_Exercise directions:_
Extract, from the records beneath this instruction, each line that contains the word "title".

───── Source data ─────

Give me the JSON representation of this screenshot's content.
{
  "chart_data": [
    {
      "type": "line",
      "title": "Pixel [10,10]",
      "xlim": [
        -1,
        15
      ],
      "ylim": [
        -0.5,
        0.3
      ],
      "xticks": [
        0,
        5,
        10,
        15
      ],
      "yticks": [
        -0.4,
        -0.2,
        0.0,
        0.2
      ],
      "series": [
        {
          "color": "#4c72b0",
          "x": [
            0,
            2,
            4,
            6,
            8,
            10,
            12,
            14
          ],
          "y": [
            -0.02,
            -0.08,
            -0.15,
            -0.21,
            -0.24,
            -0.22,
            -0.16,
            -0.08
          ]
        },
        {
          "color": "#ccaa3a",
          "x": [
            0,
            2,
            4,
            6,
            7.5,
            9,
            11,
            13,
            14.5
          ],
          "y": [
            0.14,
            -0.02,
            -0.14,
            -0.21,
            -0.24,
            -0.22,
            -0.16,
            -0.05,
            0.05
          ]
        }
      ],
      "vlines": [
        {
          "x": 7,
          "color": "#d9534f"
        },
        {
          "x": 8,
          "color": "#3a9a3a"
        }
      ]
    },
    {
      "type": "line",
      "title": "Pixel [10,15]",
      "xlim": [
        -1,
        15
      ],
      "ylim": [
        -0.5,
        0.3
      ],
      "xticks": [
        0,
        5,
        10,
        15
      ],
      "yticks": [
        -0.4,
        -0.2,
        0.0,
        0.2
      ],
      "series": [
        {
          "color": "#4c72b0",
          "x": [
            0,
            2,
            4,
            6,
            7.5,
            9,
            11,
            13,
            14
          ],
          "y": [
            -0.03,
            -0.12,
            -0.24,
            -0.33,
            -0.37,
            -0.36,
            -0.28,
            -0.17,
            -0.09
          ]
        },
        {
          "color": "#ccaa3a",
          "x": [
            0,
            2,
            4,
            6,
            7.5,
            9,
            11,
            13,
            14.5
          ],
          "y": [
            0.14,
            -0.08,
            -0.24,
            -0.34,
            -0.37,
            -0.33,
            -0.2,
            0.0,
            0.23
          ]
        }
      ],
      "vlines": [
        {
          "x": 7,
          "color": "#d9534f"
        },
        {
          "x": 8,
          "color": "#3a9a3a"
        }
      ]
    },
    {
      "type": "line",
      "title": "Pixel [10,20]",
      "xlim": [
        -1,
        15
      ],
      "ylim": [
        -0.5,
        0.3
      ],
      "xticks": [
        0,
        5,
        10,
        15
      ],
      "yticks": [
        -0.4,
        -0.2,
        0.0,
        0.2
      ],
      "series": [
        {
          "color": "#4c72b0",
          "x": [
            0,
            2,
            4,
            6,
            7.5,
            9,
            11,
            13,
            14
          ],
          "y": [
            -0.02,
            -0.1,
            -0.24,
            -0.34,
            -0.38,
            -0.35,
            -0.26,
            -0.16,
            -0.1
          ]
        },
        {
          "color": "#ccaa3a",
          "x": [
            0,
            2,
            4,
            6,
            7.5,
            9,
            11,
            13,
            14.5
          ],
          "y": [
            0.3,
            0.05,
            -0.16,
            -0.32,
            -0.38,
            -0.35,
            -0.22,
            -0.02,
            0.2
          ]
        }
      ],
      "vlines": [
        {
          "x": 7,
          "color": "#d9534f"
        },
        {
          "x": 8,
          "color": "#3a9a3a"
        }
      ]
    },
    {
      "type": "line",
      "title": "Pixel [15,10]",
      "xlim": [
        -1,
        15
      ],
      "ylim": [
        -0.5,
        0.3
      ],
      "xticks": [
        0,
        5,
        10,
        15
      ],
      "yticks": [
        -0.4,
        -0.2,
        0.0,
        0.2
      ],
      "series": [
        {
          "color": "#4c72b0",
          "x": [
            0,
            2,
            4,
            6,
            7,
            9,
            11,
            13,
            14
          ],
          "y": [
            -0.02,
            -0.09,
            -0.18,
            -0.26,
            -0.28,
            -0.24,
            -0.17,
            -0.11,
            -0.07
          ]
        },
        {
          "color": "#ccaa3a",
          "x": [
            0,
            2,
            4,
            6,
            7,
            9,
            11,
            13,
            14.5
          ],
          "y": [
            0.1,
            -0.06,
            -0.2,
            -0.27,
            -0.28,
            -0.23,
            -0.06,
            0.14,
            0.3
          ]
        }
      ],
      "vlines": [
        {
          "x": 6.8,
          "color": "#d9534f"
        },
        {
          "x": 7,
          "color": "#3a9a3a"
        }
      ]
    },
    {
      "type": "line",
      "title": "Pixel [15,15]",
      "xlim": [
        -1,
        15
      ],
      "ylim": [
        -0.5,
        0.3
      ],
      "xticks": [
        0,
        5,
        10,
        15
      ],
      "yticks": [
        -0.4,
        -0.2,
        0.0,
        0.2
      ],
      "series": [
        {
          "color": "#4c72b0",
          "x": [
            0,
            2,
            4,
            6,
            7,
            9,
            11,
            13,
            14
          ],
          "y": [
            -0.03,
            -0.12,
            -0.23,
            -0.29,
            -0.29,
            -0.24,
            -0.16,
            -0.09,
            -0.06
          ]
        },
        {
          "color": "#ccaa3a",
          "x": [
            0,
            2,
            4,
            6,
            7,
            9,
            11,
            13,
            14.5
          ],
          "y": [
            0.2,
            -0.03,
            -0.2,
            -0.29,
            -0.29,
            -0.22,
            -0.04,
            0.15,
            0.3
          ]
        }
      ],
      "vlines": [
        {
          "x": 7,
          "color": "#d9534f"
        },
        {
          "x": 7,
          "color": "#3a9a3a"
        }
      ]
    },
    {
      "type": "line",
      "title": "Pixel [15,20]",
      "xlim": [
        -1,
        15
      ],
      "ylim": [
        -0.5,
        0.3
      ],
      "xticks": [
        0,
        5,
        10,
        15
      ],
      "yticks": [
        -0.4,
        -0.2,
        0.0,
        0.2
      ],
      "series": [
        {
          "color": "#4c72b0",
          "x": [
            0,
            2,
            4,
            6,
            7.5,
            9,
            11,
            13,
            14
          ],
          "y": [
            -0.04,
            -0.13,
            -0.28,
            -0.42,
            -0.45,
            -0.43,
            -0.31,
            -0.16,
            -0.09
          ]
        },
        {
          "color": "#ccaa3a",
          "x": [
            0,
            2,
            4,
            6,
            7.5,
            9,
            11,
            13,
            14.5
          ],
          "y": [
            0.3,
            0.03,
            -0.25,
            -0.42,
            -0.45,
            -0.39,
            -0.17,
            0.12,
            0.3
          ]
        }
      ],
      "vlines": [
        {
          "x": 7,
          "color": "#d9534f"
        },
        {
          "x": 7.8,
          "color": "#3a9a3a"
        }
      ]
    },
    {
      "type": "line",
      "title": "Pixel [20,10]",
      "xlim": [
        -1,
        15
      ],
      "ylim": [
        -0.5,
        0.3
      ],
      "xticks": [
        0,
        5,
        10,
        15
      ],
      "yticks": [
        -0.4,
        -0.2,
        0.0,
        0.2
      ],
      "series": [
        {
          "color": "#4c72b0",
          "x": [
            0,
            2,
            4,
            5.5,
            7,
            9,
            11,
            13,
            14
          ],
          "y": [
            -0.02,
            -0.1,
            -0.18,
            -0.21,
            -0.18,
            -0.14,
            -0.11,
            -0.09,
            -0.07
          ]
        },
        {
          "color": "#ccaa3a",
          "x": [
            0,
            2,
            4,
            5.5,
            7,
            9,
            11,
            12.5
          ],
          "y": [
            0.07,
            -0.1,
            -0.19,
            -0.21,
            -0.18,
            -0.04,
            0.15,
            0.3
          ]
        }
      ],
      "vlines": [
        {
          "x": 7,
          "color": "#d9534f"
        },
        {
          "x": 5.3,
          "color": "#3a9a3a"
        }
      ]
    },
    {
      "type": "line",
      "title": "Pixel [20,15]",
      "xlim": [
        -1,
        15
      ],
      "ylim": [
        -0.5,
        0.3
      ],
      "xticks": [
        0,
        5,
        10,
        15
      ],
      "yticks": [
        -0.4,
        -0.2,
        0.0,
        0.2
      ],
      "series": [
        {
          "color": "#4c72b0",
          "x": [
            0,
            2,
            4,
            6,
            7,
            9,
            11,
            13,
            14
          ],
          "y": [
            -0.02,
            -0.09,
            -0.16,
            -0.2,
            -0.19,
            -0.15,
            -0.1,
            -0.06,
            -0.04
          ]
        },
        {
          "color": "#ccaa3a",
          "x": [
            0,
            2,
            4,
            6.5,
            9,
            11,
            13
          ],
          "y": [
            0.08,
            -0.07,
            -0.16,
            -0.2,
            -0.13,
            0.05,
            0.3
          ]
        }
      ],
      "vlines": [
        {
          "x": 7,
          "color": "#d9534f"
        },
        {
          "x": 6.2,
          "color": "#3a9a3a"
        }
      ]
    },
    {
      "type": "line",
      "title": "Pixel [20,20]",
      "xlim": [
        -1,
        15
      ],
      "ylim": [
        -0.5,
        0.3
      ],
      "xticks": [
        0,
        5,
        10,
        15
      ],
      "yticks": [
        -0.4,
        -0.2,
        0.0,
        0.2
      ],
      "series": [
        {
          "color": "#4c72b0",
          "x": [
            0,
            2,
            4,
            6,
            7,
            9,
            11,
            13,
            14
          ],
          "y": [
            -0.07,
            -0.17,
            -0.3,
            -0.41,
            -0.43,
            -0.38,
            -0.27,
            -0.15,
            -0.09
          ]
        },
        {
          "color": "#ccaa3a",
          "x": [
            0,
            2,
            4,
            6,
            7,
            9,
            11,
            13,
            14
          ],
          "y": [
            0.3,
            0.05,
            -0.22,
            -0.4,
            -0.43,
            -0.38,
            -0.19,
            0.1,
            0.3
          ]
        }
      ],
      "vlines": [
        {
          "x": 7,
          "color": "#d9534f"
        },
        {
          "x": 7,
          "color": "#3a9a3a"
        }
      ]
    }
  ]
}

─────

_Expected output:_
      "title": "Pixel [10,10]",
      "title": "Pixel [10,15]",
      "title": "Pixel [10,20]",
      "title": "Pixel [15,10]",
      "title": "Pixel [15,15]",
      "title": "Pixel [15,20]",
      "title": "Pixel [20,10]",
      "title": "Pixel [20,15]",
      "title": "Pixel [20,20]",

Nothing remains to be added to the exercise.